CHARLES DICKENS

Charles Dickens
Wikipedia, the free encyclopedia

Education is a kind of lottery in which there are good and evil chances, and some men draw blanks and other men draw prizes. Charles Dickens’ education, however untoward and unpromising it may often have seemed while in the process, must really be pronounced a prize of value quite inestimable.
Perhaps no novelist ever had a keener feeling of the pathos of childhood than Dickens, or understood more fully how real and overwhelming are its sorrows. No one, too, has entered more sympathetically into its ways. And of the child and boy that he himself had once been, he was wont to think very tenderly and very often. Again and again in his writings he reverts to the scenes and incidents and emotions of his earlier days. Sometimes he goes back to his young life directly, speaking as of himself. More often he goes back to it indirectly, placing imaginary children and boys in the position he had once occupied.
Charles Dickens (7 February 1812 – 9 June 1870) was but two years old when his father left Portsea for London, and but four when a second migration took the family to Chatham. Here we catch our first glimpse of him, in his own word-painting, as a “very queer small boy,” a small boy who was sickly and delicate, and could take but little part in the rougher sports of his school companions, but read much, as sickly boys will—read the novels of the older novelists in a “blessed little room,” a kind of palace of enchantment, where “‘Roderick Random,’ ‘Peregrine Pickle,’ ‘Humphrey Clinker,’ ‘Tom Jones,’ ‘The Vicar of Wakefield,’ ‘Don Quixote, ‘Gil Blas,’ and ‘Robinson Crusoe,’ came out, a glorious host, to keep him company.”
There is one of Dickens’ works which was his own special favorite, the most cherished, as he tells us, among the offspring of his brain. That work is ‘David Copperfield.’ Nor can there be much difficulty in discovering why it occupied such an exceptional position in “his heart of hearts;” for in its pages he had enshrined the deepest memories of his own childhood and youth. Like David Copperfield, he had known what it was to be a poor, neglected lad, set to rough, uncongenial work, with no more than a mechanic’s surroundings and outlook, and having to fend for himself in the miry ways of the great city. Like David Copperfield, he had formed a very early acquaintance with debts and duns, and been initiated into the mysteries and sad expedients of shabby poverty. Like David Copperfield, he had been made free of the interior of a debtor’s prison. Poor lad, he was not much more than ten or eleven years old when he left Chatham.

**Given request:** Can you print out the whole Charles Dickens page word for word?

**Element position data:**

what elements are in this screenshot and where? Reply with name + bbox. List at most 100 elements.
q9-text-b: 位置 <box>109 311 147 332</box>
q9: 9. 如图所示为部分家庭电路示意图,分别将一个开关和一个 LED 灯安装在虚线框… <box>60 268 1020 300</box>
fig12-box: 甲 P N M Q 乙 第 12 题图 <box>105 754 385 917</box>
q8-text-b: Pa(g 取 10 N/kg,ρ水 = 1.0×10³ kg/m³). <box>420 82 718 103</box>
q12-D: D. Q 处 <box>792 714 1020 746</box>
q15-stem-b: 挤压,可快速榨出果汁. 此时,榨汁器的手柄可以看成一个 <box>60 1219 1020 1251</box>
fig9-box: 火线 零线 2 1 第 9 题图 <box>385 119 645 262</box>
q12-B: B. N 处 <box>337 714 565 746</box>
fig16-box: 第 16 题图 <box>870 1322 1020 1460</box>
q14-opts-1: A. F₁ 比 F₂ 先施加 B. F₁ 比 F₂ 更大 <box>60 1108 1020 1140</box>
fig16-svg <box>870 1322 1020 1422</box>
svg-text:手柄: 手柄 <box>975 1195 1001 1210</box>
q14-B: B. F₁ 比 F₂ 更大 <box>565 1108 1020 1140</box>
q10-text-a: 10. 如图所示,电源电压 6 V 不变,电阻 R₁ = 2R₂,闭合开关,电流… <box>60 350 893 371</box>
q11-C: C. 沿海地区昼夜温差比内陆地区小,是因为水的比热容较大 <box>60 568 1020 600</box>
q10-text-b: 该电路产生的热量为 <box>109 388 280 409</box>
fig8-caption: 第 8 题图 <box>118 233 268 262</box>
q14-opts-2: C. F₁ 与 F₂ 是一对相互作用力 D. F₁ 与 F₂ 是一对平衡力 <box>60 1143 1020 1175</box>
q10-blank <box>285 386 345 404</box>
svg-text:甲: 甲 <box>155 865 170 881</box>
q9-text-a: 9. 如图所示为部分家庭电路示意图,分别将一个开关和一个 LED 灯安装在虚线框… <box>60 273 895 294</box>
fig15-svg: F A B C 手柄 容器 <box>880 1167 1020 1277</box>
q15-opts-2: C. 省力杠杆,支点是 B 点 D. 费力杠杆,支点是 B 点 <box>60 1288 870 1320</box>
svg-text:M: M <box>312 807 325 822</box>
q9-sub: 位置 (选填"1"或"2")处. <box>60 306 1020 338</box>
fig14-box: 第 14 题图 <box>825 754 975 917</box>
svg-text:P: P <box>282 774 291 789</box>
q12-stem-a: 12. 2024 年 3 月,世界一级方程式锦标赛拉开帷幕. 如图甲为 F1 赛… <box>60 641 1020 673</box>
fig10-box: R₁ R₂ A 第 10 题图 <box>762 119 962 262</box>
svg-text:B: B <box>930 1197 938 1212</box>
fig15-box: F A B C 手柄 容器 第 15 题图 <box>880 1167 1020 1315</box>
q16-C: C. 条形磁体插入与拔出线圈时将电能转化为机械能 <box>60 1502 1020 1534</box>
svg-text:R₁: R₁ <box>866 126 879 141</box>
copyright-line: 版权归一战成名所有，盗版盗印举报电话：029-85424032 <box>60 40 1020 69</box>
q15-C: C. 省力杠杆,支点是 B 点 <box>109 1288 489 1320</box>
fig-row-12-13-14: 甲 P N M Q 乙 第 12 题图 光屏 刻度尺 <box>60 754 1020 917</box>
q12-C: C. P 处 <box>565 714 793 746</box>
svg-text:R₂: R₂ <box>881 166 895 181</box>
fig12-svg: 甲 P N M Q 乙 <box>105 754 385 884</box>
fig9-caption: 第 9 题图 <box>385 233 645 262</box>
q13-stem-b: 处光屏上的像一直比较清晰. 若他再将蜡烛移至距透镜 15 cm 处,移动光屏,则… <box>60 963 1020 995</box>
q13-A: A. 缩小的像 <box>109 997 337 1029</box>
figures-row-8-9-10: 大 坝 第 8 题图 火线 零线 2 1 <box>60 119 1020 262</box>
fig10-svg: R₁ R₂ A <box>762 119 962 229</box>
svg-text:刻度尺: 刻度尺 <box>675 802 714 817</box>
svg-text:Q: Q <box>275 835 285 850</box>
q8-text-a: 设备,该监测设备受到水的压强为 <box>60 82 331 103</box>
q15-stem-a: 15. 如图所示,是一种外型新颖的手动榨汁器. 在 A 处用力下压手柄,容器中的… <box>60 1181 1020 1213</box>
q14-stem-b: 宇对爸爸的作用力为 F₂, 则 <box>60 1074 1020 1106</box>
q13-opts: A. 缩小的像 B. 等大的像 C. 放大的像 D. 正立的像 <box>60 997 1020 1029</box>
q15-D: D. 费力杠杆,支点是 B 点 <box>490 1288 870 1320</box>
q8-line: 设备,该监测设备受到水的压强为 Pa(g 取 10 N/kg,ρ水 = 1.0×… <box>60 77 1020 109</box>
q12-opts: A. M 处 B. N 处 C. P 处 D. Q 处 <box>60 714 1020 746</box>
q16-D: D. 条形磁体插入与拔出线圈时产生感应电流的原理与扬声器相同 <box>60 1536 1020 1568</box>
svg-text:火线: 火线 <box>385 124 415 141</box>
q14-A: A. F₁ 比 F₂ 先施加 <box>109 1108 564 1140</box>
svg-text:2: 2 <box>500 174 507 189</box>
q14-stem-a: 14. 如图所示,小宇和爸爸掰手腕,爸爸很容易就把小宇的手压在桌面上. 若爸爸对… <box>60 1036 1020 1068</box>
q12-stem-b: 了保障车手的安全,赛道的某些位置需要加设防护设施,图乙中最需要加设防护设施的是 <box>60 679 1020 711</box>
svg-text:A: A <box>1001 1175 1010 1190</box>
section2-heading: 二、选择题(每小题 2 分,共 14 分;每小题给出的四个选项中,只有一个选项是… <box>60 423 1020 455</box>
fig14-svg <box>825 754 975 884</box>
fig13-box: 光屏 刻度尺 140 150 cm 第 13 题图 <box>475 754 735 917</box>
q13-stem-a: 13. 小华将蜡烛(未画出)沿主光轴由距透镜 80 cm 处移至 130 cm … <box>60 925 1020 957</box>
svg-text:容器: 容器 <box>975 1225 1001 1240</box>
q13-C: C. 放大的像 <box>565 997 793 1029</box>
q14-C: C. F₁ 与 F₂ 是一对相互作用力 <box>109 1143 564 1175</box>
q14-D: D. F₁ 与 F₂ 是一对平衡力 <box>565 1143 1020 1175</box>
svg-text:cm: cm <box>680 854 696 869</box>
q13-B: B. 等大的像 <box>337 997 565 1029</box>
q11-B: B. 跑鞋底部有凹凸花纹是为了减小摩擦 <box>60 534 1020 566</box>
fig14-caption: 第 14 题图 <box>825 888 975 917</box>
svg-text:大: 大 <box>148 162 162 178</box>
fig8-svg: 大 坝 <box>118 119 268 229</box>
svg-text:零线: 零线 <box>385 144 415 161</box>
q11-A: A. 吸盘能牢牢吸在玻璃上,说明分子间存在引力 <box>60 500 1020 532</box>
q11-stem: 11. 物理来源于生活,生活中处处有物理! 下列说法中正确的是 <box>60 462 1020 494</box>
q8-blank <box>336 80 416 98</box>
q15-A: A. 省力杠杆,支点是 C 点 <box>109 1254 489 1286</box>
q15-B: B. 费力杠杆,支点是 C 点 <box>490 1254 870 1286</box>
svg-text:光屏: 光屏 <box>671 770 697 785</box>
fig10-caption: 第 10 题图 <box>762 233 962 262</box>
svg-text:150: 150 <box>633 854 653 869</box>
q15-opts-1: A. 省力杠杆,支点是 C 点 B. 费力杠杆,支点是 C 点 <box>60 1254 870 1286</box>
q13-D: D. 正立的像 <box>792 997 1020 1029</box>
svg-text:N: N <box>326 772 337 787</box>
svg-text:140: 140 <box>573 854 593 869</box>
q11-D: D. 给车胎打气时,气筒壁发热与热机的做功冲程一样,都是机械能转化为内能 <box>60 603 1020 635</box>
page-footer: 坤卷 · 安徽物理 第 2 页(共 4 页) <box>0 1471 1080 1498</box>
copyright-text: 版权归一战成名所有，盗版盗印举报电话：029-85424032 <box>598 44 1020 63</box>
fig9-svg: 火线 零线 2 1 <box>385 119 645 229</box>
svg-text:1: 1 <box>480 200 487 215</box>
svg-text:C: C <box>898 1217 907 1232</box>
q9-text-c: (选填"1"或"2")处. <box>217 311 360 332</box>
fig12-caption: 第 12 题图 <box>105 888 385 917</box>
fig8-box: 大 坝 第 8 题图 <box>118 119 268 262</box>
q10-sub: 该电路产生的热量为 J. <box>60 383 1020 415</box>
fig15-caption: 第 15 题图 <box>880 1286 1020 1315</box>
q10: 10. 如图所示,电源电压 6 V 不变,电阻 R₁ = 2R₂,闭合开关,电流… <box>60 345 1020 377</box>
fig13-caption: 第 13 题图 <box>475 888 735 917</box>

**Finished exercise:**
CHARLES DICKENS

Charles Dickens
Wikipedia, the free encyclopedia

Education is a kind of lottery in which there are good and evil chances, and some men draw blanks and other men draw prizes. Charles Dickens’ education, however untoward and unpromising it may often have seemed while in the process, must really be pronounced a prize of value quite inestimable.
Perhaps no novelist ever had a keener feeling of the pathos of childhood than Dickens, or understood more fully how real and overwhelming are its sorrows. No one, too, has entered more sympathetically into its ways. And of the child and boy that he himself had once been, he was wont to think very tenderly and very often. Again and again in his writings he reverts to the scenes and incidents and emotions of his earlier days. Sometimes he goes back to his young life directly, speaking as of himself. More often he goes back to it indirectly, placing imaginary children and boys in the position he had once occupied.
Charles Dickens (7 February 1812 – 9 June 1870) was but two years old when his father left Portsea for London, and but four when a second migration took the family to Chatham. Here we catch our first glimpse of him, in his own word-painting, as a “very queer small boy,” a small boy who was sickly and delicate, and could take but little part in the rougher sports of his school companions, but read much, as sickly boys will—read the novels of the older novelists in a “blessed little room,” a kind of palace of enchantment, where “‘Roderick Random,’ ‘Peregrine Pickle,’ ‘Humphrey Clinker,’ ‘Tom Jones,’ ‘The Vicar of Wakefield,’ ‘Don Quixote, ‘Gil Blas,’ and ‘Robinson Crusoe,’ came out, a glorious host, to keep him company.”
There is one of Dickens’ works which was his own special favorite, the most cherished, as he tells us, among the offspring of his brain. That work is ‘David Copperfield.’ Nor can there be much difficulty in discovering why it occupied such an exceptional position in “his heart of hearts;” for in its pages he had enshrined the deepest memories of his own childhood and youth. Like David Copperfield, he had known what it was to be a poor, neglected lad, set to rough, uncongenial work, with no more than a mechanic’s surroundings and outlook, and having to fend for himself in the miry ways of the great city. Like David Copperfield, he had formed a very early acquaintance with debts and duns, and been initiated into the mysteries and sad expedients of shabby poverty. Like David Copperfield, he had been made free of the interior of a debtor’s prison. Poor lad, he was not much more than ten or eleven years old when he left Chatham.